:: PROBLEM ::
In the records that follow, locate every line with "kredytu" and extract it.

:: SUPPLIED RECORDS ::
## begin
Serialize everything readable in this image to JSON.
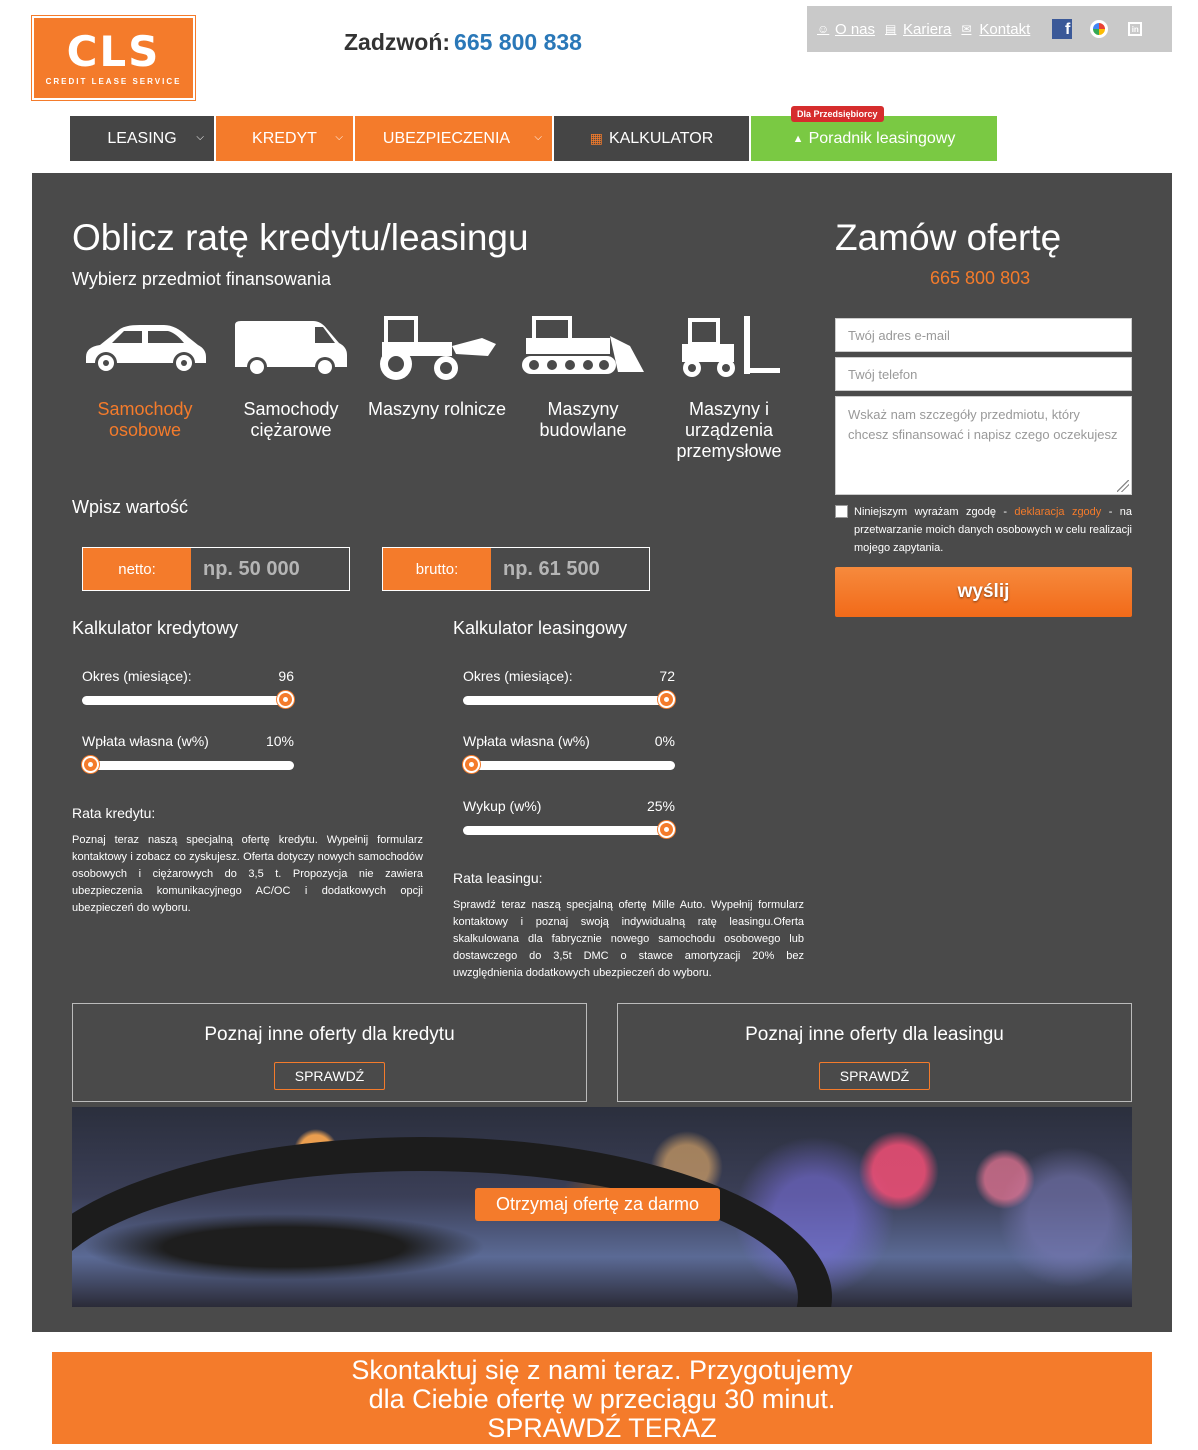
{
  "header": {
    "logo_text": "CLS",
    "logo_sub": "CREDIT  LEASE  SERVICE",
    "call_label": "Zadzwoń:",
    "call_number": "665 800 838",
    "top_links": [
      {
        "label": "O nas",
        "icon": "user-icon"
      },
      {
        "label": "Kariera",
        "icon": "newspaper-icon"
      },
      {
        "label": "Kontakt",
        "icon": "envelope-icon"
      }
    ],
    "social": [
      "facebook-icon",
      "google-icon",
      "linkedin-icon"
    ]
  },
  "nav": {
    "items": [
      {
        "label": "LEASING",
        "style": "dark",
        "dropdown": true
      },
      {
        "label": "KREDYT",
        "style": "orange",
        "dropdown": true
      },
      {
        "label": "UBEZPIECZENIA",
        "style": "orange",
        "dropdown": true
      },
      {
        "label": "KALKULATOR",
        "style": "dark",
        "icon": "calculator-icon"
      },
      {
        "label": "Poradnik leasingowy",
        "style": "green",
        "icon": "graduation-cap-icon",
        "badge": "Dla Przedsiębiorcy"
      }
    ]
  },
  "calculator": {
    "title": "Oblicz ratę kredytu/leasingu",
    "subtitle": "Wybierz przedmiot finansowania",
    "vehicles": [
      {
        "label": "Samochody osobowe",
        "icon": "car-icon",
        "active": true
      },
      {
        "label": "Samochody ciężarowe",
        "icon": "van-icon",
        "active": false
      },
      {
        "label": "Maszyny rolnicze",
        "icon": "tractor-icon",
        "active": false
      },
      {
        "label": "Maszyny budowlane",
        "icon": "bulldozer-icon",
        "active": false
      },
      {
        "label": "Maszyny i urządzenia przemysłowe",
        "icon": "forklift-icon",
        "active": false
      }
    ],
    "value_heading": "Wpisz wartość",
    "netto": {
      "tag": "netto:",
      "placeholder": "np. 50 000"
    },
    "brutto": {
      "tag": "brutto:",
      "placeholder": "np. 61 500"
    },
    "credit": {
      "heading": "Kalkulator kredytowy",
      "sliders": [
        {
          "label": "Okres (miesiące):",
          "value": "96",
          "fraction": 1.0
        },
        {
          "label": "Wpłata własna (w%)",
          "value": "10%",
          "fraction": 0.0
        }
      ],
      "rate_heading": "Rata kredytu:",
      "rate_text": "Poznaj teraz naszą specjalną ofertę kredytu. Wypełnij formularz kontaktowy i zobacz co zyskujesz. Oferta dotyczy nowych samochodów osobowych i ciężarowych do 3,5 t. Propozycja nie zawiera ubezpieczenia komunikacyjnego AC/OC i dodatkowych opcji ubezpieczeń do wyboru."
    },
    "leasing": {
      "heading": "Kalkulator leasingowy",
      "sliders": [
        {
          "label": "Okres (miesiące):",
          "value": "72",
          "fraction": 1.0
        },
        {
          "label": "Wpłata własna (w%)",
          "value": "0%",
          "fraction": 0.0
        },
        {
          "label": "Wykup (w%)",
          "value": "25%",
          "fraction": 1.0
        }
      ],
      "rate_heading": "Rata leasingu:",
      "rate_text": "Sprawdź teraz naszą specjalną ofertę Mille Auto. Wypełnij formularz kontaktowy i poznaj swoją indywidualną ratę leasingu.Oferta skalkulowana dla fabrycznie nowego samochodu osobowego lub dostawczego do 3,5t DMC o stawce amortyzacji 20% bez uwzględnienia dodatkowych ubezpieczeń do wyboru."
    },
    "offer_credit": {
      "title": "Poznaj inne oferty dla kredytu",
      "button": "SPRAWDŹ"
    },
    "offer_leasing": {
      "title": "Poznaj inne oferty dla leasingu",
      "button": "SPRAWDŹ"
    },
    "banner_button": "Otrzymaj ofertę za darmo"
  },
  "order_form": {
    "title": "Zamów ofertę",
    "phone": "665 800 803",
    "email_placeholder": "Twój adres e-mail",
    "phone_placeholder": "Twój telefon",
    "details_placeholder": "Wskaż nam szczegóły przedmiotu, który chcesz sfinansować i napisz czego oczekujesz",
    "consent_pre": "Niniejszym wyrażam zgodę -",
    "consent_link": "deklaracja zgody",
    "consent_post": "- na przetwarzanie moich danych osobowych w celu realizacji mojego zapytania.",
    "submit": "wyślij"
  },
  "cta": {
    "line1": "Skontaktuj się z nami teraz. Przygotujemy",
    "line2": "dla Ciebie ofertę w przeciągu 30 minut.",
    "line3": "SPRAWDŹ TERAZ"
  },
  "colors": {
    "accent": "#f47b2b",
    "panel": "#4a4a4a",
    "green": "#7ac943",
    "phone_blue": "#2a78b8"
  }
}
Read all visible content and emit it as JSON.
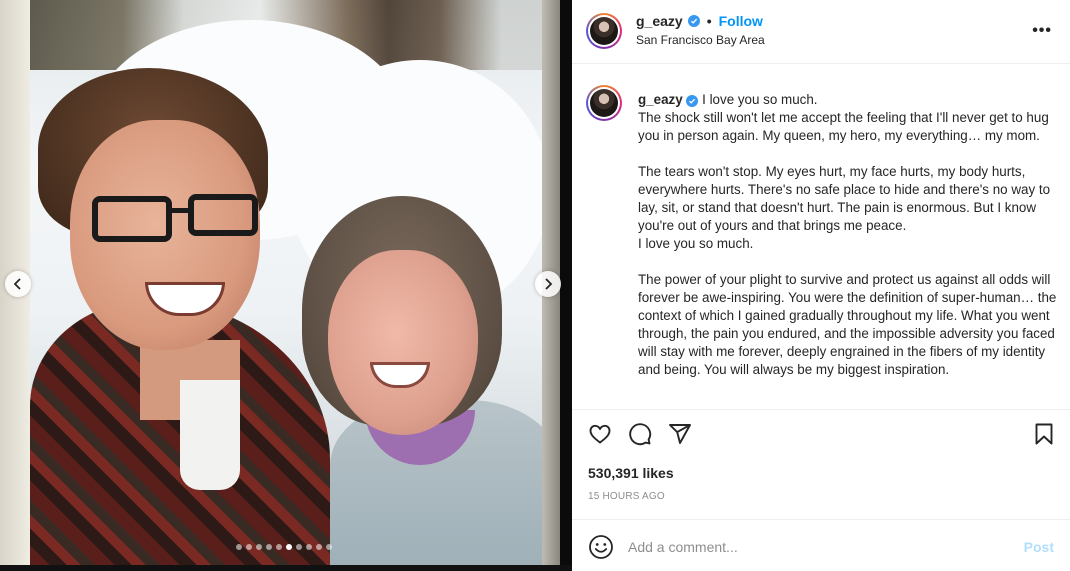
{
  "post": {
    "username": "g_eazy",
    "follow_label": "Follow",
    "separator": "•",
    "location": "San Francisco Bay Area",
    "more_label": "•••",
    "caption": "I love you so much.\nThe shock still won't let me accept the feeling that I'll never get to hug you in person again. My queen, my hero, my everything… my mom.\n\nThe tears won't stop. My eyes hurt, my face hurts, my body hurts, everywhere hurts. There's no safe place to hide and there's no way to lay, sit, or stand that doesn't hurt. The pain is enormous. But I know you're out of yours and that brings me peace.\nI love you so much.\n\nThe power of your plight to survive and protect us against all odds will forever be awe-inspiring. You were the definition of super-human… the context of which I gained gradually throughout my life. What you went through, the pain you endured, and the impossible adversity you faced will stay with me forever, deeply engrained in the fibers of my identity and being. You will always be my biggest inspiration.",
    "likes": "530,391 likes",
    "timestamp": "15 HOURS AGO"
  },
  "carousel": {
    "total_slides": 10,
    "active_index": 5
  },
  "comment": {
    "placeholder": "Add a comment...",
    "post_label": "Post"
  },
  "colors": {
    "follow_blue": "#0095f6",
    "verified_blue": "#3897f0",
    "post_disabled": "#b2dffc",
    "muted_text": "#8e8e8e"
  },
  "icons": [
    "chevron-left-icon",
    "chevron-right-icon",
    "verified-badge-icon",
    "more-options-icon",
    "heart-icon",
    "comment-icon",
    "share-icon",
    "bookmark-icon",
    "emoji-icon"
  ]
}
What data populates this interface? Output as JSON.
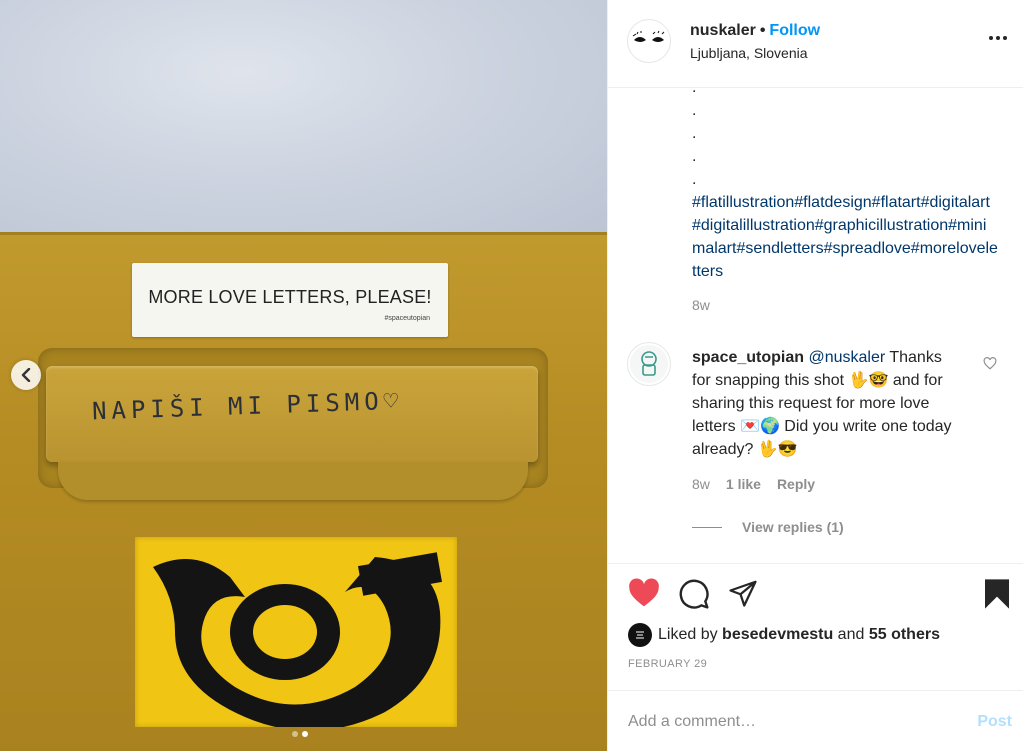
{
  "photo": {
    "sticker_text": "MORE LOVE LETTERS, PLEASE!",
    "sticker_tag": "#spaceutopian",
    "handwriting": "NAPIŠI MI PISMO♡",
    "carousel_dots": 2,
    "active_dot": 2
  },
  "header": {
    "username": "nuskaler",
    "separator": "•",
    "follow_label": "Follow",
    "location": "Ljubljana, Slovenia"
  },
  "caption": {
    "dot_lines": [
      ".",
      ".",
      ".",
      ".",
      "."
    ],
    "hashtags": "#flatillustration#flatdesign#flatart#digitalart#digitalillustration#graphicillustration#minimalart#sendletters#spreadlove#moreloveletters",
    "time": "8w"
  },
  "comment": {
    "username": "space_utopian",
    "mention": "@nuskaler",
    "text_part1": " Thanks for snapping this shot ",
    "emoji1": "🖖🤓",
    "text_part2": " and for sharing this request for more love letters ",
    "emoji2": "💌🌍",
    "text_part3": " Did you write one today already? ",
    "emoji3": "🖖😎",
    "time": "8w",
    "likes": "1 like",
    "reply_label": "Reply",
    "view_replies": "View replies (1)"
  },
  "likes": {
    "prefix": "Liked by ",
    "user": "besedevmestu",
    "and": " and ",
    "others": "55 others"
  },
  "date": "FEBRUARY 29",
  "add_comment": {
    "placeholder": "Add a comment…",
    "post_label": "Post"
  },
  "colors": {
    "accent": "#0095f6",
    "like_red": "#ed4956",
    "hashtag": "#00376b",
    "muted": "#8e8e8e"
  }
}
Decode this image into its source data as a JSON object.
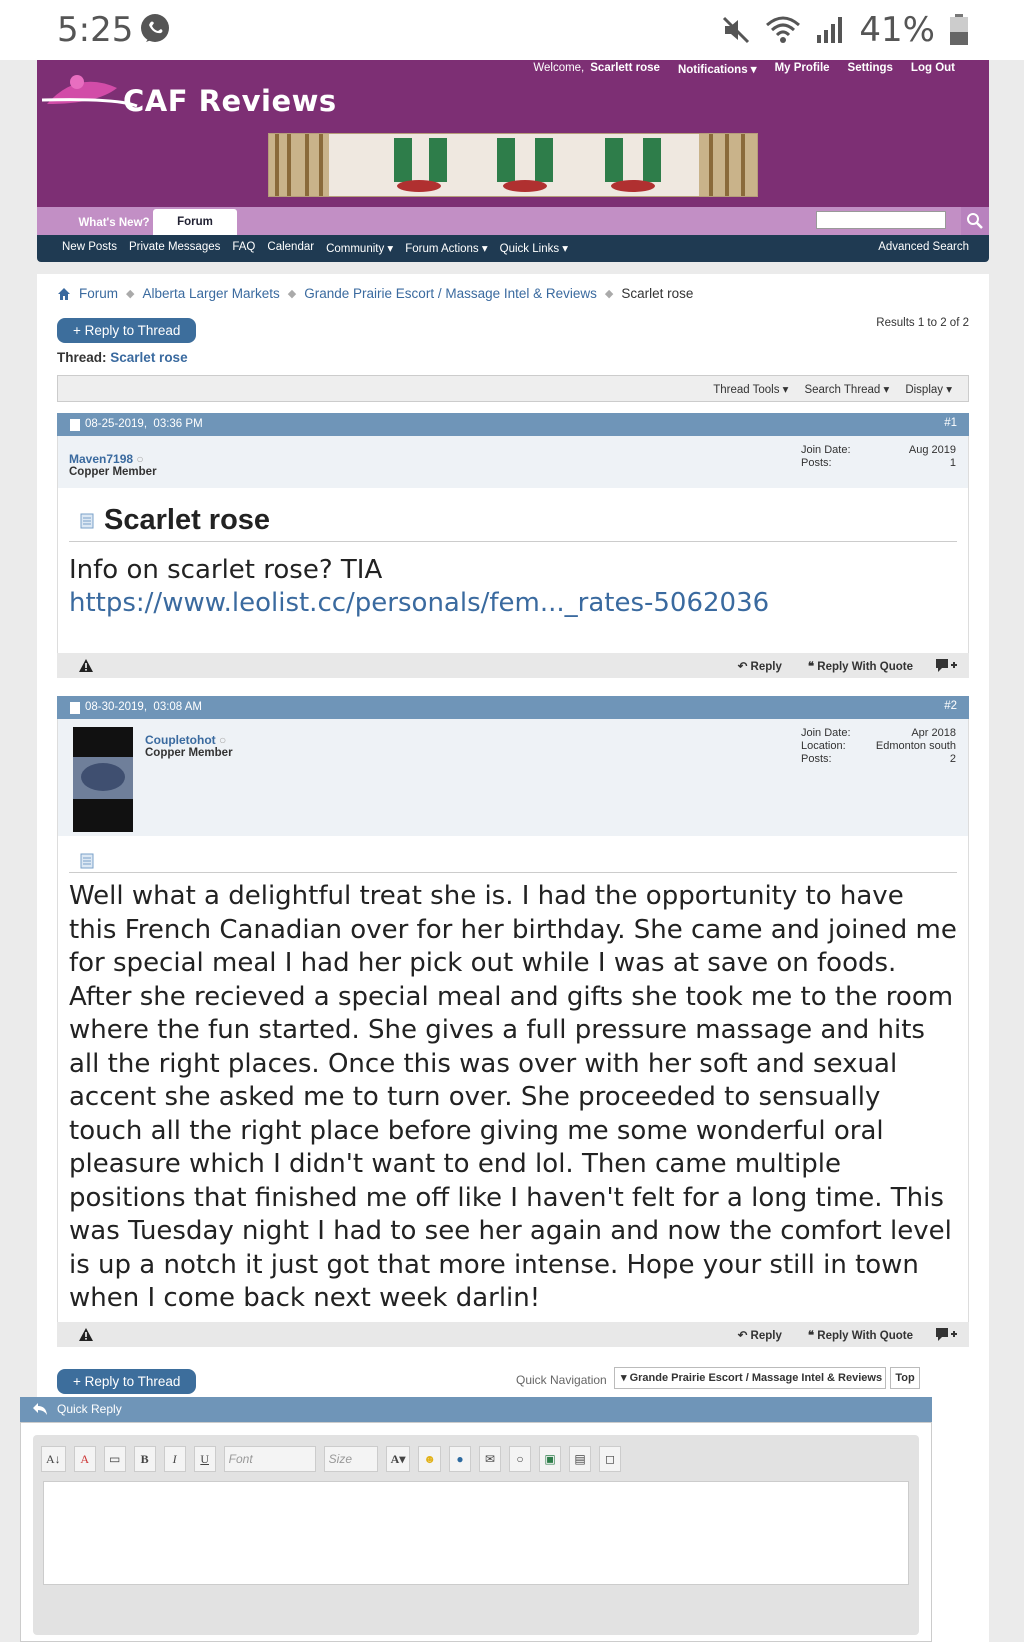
{
  "status_bar": {
    "time": "5:25",
    "battery_pct": "41%"
  },
  "header": {
    "logo_text": "CAF Reviews",
    "welcome_label": "Welcome,",
    "username": "Scarlett rose",
    "notifications": "Notifications",
    "my_profile": "My Profile",
    "settings": "Settings",
    "logout": "Log Out"
  },
  "nav": {
    "tab_whats_new": "What's New?",
    "tab_forum": "Forum",
    "sub_items": [
      "New Posts",
      "Private Messages",
      "FAQ",
      "Calendar",
      "Community",
      "Forum Actions",
      "Quick Links"
    ],
    "advanced_search": "Advanced Search"
  },
  "breadcrumb": [
    "Forum",
    "Alberta Larger Markets",
    "Grande Prairie Escort / Massage Intel & Reviews",
    "Scarlet rose"
  ],
  "reply_to_thread": "+ Reply to Thread",
  "results": "Results 1 to 2 of 2",
  "thread": {
    "label": "Thread:",
    "title": "Scarlet rose"
  },
  "thread_tools": [
    "Thread Tools",
    "Search Thread",
    "Display"
  ],
  "posts": [
    {
      "date": "08-25-2019,",
      "time": "03:36 PM",
      "number": "#1",
      "username": "Maven7198",
      "rank": "Copper Member",
      "stats": [
        [
          "Join Date:",
          "Aug 2019"
        ],
        [
          "Posts:",
          "1"
        ]
      ],
      "title": "Scarlet rose",
      "text": "Info on scarlet rose? TIA",
      "link": "https://www.leolist.cc/personals/fem..._rates-5062036"
    },
    {
      "date": "08-30-2019,",
      "time": "03:08 AM",
      "number": "#2",
      "username": "Coupletohot",
      "rank": "Copper Member",
      "stats": [
        [
          "Join Date:",
          "Apr 2018"
        ],
        [
          "Location:",
          "Edmonton south"
        ],
        [
          "Posts:",
          "2"
        ]
      ],
      "text": "Well what a delightful treat she is. I had the opportunity to have this French Canadian over for her birthday. She came and joined me for special meal I had her pick out while I was at save on foods. After she recieved a special meal and gifts she took me to the room where the fun started. She gives a full pressure massage and hits all the right places. Once this was over with her soft and sexual accent she asked me to turn over. She proceeded to sensually touch all the right place before giving me some wonderful oral pleasure which I didn't want to end lol. Then came multiple positions that finished me off like I haven't felt for a long time. This was Tuesday night I had to see her again and now the comfort level is up a notch it just got that more intense. Hope your still in town when I come back next week darlin!"
    }
  ],
  "post_actions": {
    "reply": "Reply",
    "reply_with_quote": "Reply With Quote"
  },
  "quick_nav": {
    "label": "Quick Navigation",
    "selected": "Grande Prairie Escort / Massage Intel & Reviews",
    "top": "Top"
  },
  "quick_reply": {
    "title": "Quick Reply",
    "font_placeholder": "Font",
    "size_placeholder": "Size"
  },
  "colors": {
    "header_purple": "#7d2f74",
    "nav_lilac": "#c28fc5",
    "subnav_navy": "#1f3a52",
    "post_head_blue": "#6f95b8",
    "link_blue": "#3a6a9f"
  }
}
## end
:: COMPLETED EXERCISE ::
    "title": "Oblicz ratę kredytu/leasingu",
      "rate_heading": "Rata kredytu:",
      "rate_text": "Poznaj teraz naszą specjalną ofertę kredytu. Wypełnij formularz kontaktowy i zobacz co zyskujesz. Oferta dotyczy nowych samochodów osobowych i ciężarowych do 3,5 t. Propozycja nie zawiera ubezpieczenia komunikacyjnego AC/OC i dodatkowych opcji ubezpieczeń do wyboru."
      "title": "Poznaj inne oferty dla kredytu",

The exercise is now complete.